■ REQUIREMENT: Give the entries again exactly, every one of them.

[Data entries]

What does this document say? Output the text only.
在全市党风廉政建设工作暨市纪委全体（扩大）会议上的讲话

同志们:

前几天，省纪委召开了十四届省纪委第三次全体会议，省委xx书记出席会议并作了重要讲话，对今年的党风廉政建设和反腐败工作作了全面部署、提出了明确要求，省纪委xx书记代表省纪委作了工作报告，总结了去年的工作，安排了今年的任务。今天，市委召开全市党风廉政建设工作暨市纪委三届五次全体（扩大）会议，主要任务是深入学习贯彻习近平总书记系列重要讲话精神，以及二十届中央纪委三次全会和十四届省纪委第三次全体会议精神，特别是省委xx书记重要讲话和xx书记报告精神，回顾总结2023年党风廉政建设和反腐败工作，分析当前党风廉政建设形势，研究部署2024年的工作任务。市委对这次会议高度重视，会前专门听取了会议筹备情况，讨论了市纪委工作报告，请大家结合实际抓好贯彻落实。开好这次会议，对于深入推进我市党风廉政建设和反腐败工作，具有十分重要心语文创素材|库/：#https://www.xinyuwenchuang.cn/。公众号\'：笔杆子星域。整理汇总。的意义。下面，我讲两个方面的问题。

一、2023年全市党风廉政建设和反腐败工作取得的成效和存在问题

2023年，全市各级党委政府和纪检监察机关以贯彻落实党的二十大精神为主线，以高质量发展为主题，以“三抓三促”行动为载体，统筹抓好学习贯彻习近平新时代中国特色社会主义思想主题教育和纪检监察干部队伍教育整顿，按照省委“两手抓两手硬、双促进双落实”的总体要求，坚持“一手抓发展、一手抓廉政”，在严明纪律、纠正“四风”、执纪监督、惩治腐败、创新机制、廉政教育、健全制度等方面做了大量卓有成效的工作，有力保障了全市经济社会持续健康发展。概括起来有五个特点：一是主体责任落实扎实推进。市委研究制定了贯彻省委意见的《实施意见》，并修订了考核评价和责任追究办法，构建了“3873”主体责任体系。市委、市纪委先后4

■ REPLY TO THE TASK:
What does this document say? Output the text only.
在全市党风廉政建设工作暨市纪委全体（扩大）会议上的讲话

同志们:

前几天，省纪委召开了十四届省纪委第三次全体会议，省委xx书记出席会议并作了重要讲话，对今年的党风廉政建设和反腐败工作作了全面部署、提出了明确要求，省纪委xx书记代表省纪委作了工作报告，总结了去年的工作，安排了今年的任务。今天，市委召开全市党风廉政建设工作暨市纪委三届五次全体（扩大）会议，主要任务是深入学习贯彻习近平总书记系列重要讲话精神，以及二十届中央纪委三次全会和十四届省纪委第三次全体会议精神，特别是省委xx书记重要讲话和xx书记报告精神，回顾总结2023年党风廉政建设和反腐败工作，分析当前党风廉政建设形势，研究部署2024年的工作任务。市委对这次会议高度重视，会前专门听取了会议筹备情况，讨论了市纪委工作报告，请大家结合实际抓好贯彻落实。开好这次会议，对于深入推进我市党风廉政建设和反腐败工作，具有十分重要心语文创素材|库/：#https://www.xinyuwenchuang.cn/。公众号\'：笔杆子星域。整理汇总。的意义。下面，我讲两个方面的问题。

一、2023年全市党风廉政建设和反腐败工作取得的成效和存在问题

2023年，全市各级党委政府和纪检监察机关以贯彻落实党的二十大精神为主线，以高质量发展为主题，以“三抓三促”行动为载体，统筹抓好学习贯彻习近平新时代中国特色社会主义思想主题教育和纪检监察干部队伍教育整顿，按照省委“两手抓两手硬、双促进双落实”的总体要求，坚持“一手抓发展、一手抓廉政”，在严明纪律、纠正“四风”、执纪监督、惩治腐败、创新机制、廉政教育、健全制度等方面做了大量卓有成效的工作，有力保障了全市经济社会持续健康发展。概括起来有五个特点：一是主体责任落实扎实推进。市委研究制定了贯彻省委意见的《实施意见》，并修订了考核评价和责任追究办法，构建了“3873”主体责任体系。市委、市纪委先后4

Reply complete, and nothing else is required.